>> begin Data in this exercise

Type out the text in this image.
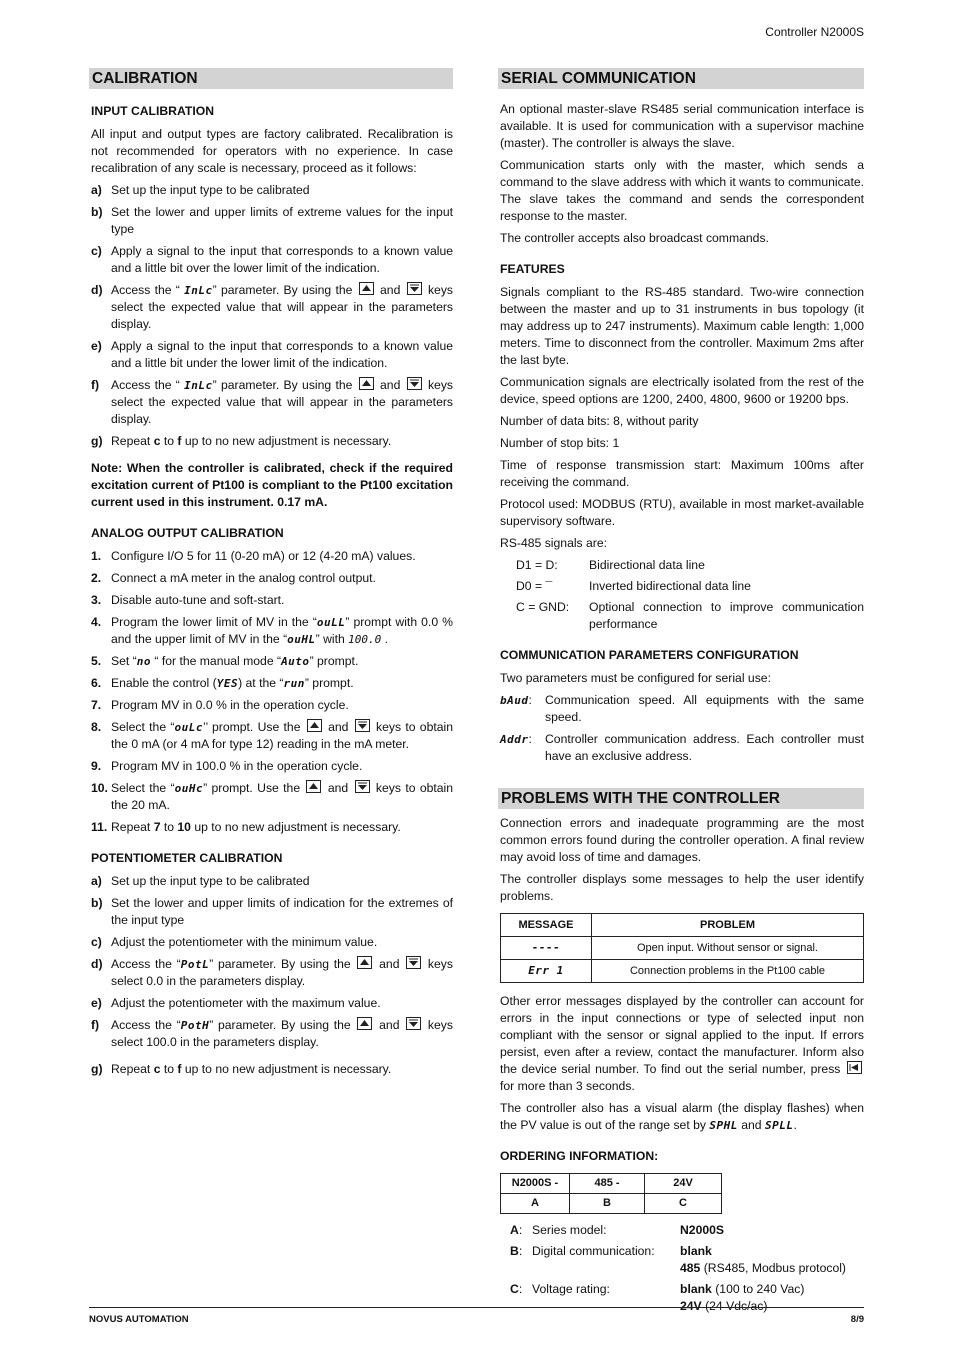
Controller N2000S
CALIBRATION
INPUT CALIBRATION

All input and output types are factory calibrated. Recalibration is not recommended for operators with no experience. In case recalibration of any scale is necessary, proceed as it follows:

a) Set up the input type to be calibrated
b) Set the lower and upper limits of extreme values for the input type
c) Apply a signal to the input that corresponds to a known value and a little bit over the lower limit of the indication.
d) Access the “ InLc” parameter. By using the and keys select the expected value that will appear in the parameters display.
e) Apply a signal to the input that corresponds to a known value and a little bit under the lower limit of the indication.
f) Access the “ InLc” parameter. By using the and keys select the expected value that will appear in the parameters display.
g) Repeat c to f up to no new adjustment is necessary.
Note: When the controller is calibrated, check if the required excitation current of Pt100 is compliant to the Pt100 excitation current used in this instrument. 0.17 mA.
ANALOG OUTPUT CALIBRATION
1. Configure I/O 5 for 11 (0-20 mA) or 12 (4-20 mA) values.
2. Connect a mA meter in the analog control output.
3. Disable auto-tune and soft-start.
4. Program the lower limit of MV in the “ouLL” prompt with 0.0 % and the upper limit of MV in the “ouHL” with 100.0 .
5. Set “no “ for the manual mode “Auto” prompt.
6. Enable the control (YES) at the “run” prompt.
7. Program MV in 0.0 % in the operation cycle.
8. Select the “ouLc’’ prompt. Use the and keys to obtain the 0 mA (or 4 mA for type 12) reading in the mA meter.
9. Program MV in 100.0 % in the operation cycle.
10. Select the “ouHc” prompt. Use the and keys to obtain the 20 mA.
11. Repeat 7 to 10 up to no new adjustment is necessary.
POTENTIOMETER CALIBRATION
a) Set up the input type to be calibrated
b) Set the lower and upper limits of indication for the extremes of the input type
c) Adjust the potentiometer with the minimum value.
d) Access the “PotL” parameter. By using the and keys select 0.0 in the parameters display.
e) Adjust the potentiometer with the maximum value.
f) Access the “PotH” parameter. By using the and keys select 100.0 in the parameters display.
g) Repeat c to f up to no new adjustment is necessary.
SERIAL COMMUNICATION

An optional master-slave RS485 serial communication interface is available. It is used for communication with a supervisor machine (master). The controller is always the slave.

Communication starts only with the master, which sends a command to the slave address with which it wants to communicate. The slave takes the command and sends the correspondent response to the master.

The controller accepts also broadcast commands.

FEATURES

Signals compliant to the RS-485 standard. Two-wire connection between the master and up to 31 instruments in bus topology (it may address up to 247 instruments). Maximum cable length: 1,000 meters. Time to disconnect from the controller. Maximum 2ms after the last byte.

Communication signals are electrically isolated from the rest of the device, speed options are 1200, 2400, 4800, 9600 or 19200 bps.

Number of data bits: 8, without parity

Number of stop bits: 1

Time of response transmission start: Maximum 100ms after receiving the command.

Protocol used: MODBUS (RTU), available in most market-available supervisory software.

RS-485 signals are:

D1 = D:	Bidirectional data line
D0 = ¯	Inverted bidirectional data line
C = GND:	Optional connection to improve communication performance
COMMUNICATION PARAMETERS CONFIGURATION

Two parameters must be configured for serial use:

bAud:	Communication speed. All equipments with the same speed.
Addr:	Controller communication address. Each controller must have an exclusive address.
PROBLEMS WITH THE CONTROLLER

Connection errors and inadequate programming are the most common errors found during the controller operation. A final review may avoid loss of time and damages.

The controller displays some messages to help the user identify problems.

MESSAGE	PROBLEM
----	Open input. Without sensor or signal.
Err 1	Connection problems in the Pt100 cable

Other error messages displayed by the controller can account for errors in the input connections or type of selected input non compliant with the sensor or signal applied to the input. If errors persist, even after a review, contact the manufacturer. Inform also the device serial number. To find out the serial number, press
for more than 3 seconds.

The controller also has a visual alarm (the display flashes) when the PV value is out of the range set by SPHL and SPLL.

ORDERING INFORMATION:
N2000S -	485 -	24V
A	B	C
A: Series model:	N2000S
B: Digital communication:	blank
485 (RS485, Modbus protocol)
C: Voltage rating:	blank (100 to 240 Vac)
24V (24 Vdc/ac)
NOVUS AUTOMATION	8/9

>> end Data in this exercise

Go through the preceding material and copy each line that has the word "values".

**The response:**
b) Set the lower and upper limits of extreme values for the input type
1. Configure I/O 5 for 11 (0-20 mA) or 12 (4-20 mA) values.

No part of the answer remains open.